## WORK REQUIRED
Copy the lines holding the word "Stables", all of them.

(Stored items from a collection)
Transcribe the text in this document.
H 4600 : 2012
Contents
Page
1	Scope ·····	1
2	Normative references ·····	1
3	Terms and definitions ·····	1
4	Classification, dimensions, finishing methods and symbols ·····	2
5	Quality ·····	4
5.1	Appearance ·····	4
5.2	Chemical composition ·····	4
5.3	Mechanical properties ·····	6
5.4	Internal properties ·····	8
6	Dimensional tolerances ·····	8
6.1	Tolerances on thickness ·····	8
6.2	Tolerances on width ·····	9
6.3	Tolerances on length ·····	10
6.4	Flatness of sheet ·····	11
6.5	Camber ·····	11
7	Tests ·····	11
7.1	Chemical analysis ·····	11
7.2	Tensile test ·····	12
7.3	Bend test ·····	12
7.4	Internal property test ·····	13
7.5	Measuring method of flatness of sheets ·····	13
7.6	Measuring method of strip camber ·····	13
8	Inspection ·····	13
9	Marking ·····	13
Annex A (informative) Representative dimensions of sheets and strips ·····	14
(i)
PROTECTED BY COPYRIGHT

---

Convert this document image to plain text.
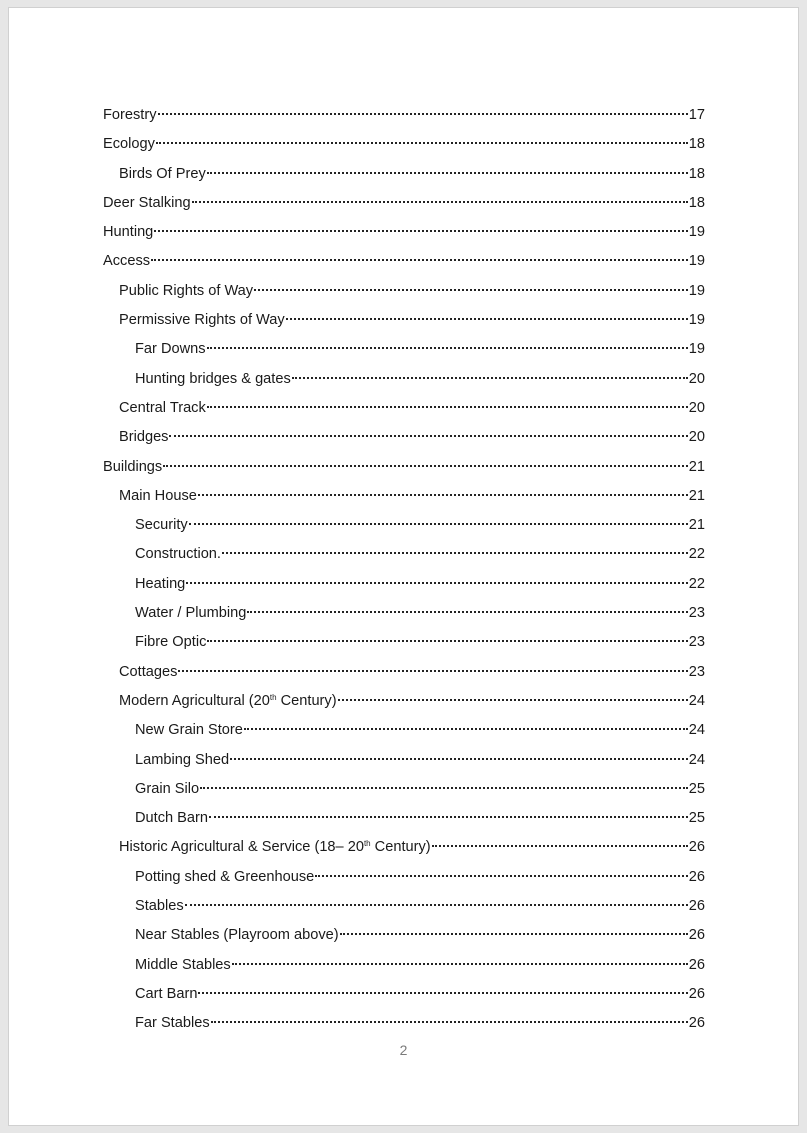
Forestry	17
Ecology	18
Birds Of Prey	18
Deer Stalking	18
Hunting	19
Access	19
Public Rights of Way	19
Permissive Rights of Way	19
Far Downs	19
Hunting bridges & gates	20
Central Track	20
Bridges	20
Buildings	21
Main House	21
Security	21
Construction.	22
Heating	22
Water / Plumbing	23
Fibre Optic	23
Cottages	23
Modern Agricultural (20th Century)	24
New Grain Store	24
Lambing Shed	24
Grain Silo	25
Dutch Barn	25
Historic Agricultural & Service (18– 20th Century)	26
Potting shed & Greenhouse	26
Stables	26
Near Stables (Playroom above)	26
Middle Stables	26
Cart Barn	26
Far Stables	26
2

## RESPONSE
Stables	26
Near Stables (Playroom above)	26
Middle Stables	26
Far Stables	26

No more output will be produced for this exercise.